<<<<
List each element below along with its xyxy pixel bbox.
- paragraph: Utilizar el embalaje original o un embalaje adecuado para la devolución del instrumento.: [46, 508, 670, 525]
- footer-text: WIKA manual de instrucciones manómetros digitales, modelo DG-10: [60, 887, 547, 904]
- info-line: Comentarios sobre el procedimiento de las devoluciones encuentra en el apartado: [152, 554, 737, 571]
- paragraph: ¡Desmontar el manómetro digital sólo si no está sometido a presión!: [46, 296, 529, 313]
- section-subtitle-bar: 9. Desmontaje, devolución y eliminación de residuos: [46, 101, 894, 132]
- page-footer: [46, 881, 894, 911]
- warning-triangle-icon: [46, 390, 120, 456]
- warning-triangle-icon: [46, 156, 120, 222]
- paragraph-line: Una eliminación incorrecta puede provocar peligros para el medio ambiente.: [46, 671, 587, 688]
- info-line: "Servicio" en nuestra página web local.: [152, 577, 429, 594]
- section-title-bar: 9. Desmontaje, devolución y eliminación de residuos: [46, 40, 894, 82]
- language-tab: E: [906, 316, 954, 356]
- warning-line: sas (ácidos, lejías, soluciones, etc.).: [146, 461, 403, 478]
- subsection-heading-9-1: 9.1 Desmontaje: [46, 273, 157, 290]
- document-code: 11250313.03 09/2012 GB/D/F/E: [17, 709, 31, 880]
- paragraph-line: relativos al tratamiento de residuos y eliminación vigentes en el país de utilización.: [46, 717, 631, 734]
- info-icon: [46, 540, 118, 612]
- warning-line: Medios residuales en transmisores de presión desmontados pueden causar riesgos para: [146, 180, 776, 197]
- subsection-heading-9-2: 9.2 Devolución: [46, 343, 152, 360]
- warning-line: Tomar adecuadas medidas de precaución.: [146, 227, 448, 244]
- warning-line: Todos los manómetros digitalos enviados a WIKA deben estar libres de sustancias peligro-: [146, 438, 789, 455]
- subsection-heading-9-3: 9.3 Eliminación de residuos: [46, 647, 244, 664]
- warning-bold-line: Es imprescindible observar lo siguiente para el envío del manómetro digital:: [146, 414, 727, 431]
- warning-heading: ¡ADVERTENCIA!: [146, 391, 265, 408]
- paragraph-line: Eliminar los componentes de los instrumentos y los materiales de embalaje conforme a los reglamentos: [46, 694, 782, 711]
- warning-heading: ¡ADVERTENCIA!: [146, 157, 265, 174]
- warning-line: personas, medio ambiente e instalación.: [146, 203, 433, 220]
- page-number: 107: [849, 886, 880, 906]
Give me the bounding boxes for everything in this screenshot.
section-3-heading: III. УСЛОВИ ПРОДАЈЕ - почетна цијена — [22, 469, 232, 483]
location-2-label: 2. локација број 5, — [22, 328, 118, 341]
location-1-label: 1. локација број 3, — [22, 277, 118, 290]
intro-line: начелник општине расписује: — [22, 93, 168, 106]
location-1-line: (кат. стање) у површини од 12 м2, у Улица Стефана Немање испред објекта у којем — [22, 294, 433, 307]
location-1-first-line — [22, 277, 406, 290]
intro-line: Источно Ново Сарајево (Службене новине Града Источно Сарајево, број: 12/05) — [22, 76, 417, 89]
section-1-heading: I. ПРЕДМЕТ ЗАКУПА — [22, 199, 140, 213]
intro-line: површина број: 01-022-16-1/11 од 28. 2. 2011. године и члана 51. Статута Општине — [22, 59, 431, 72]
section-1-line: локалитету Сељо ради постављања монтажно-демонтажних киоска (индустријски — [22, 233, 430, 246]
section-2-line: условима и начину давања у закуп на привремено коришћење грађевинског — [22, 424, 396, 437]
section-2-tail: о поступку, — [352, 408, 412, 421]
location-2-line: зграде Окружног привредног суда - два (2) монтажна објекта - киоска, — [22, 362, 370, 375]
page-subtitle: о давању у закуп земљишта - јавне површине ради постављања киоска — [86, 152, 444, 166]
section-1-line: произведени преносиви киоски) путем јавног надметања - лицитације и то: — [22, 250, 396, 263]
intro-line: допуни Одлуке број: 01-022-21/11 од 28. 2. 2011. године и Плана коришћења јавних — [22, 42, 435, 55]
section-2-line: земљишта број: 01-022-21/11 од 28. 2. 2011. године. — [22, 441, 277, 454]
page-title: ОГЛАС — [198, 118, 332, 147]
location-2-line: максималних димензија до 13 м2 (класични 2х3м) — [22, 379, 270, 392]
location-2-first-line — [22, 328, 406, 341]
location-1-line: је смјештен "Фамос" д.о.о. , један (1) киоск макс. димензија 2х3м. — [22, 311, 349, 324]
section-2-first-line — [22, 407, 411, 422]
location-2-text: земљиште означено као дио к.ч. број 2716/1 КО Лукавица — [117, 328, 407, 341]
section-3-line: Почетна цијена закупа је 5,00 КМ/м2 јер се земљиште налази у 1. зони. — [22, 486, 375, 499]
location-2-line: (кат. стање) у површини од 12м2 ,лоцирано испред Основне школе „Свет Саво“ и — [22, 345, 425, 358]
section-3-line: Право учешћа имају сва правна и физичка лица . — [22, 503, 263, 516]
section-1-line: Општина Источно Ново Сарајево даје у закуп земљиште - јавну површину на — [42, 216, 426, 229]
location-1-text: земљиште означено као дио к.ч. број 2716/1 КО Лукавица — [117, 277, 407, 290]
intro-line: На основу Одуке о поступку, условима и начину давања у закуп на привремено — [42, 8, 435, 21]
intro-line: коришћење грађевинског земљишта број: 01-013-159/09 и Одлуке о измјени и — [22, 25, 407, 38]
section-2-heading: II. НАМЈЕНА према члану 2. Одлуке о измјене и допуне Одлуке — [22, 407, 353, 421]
>>>>
GIVEN REQUEST ::
Reproduce the data from its very first line through the line holding "- footer-text: WIKA", inclusive, character for character.

EXPECTED ANSWER ::
List each element below along with its xyxy pixel bbox.
- paragraph: Utilizar el embalaje original o un embalaje adecuado para la devolución del instrumento.: [46, 508, 670, 525]
- footer-text: WIKA manual de instrucciones manómetros digitales, modelo DG-10: [60, 887, 547, 904]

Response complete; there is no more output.